SET PROBLEM » Only a number is wanted: how many lines of the entries include the string "color"?

☆ ☆ ☆ ☆

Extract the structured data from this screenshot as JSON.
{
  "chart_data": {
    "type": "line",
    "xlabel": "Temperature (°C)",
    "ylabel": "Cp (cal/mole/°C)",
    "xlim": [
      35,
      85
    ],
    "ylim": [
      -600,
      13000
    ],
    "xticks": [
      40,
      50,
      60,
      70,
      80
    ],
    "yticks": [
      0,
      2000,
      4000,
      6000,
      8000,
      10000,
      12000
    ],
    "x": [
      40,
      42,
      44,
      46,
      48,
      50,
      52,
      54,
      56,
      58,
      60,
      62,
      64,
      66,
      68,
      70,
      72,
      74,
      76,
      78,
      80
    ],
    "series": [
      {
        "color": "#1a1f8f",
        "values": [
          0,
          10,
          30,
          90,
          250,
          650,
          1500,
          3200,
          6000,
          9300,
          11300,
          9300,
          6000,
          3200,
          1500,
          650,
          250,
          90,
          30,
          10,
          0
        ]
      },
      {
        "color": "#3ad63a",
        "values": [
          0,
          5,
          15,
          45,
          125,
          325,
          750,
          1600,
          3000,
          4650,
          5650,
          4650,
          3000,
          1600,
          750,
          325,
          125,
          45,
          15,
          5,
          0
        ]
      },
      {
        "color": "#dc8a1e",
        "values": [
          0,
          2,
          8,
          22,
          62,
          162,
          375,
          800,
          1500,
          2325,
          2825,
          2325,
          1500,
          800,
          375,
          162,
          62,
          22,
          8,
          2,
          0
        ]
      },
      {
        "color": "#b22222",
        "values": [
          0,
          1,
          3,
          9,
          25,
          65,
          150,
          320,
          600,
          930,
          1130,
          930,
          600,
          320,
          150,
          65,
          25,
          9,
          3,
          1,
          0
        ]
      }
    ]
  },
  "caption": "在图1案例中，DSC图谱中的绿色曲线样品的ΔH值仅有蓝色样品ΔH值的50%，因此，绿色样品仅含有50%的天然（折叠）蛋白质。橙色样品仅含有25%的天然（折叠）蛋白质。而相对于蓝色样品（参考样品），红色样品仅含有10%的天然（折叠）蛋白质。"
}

☆ ☆ ☆ ☆

OUTPUT OF THE EXERCISE » 4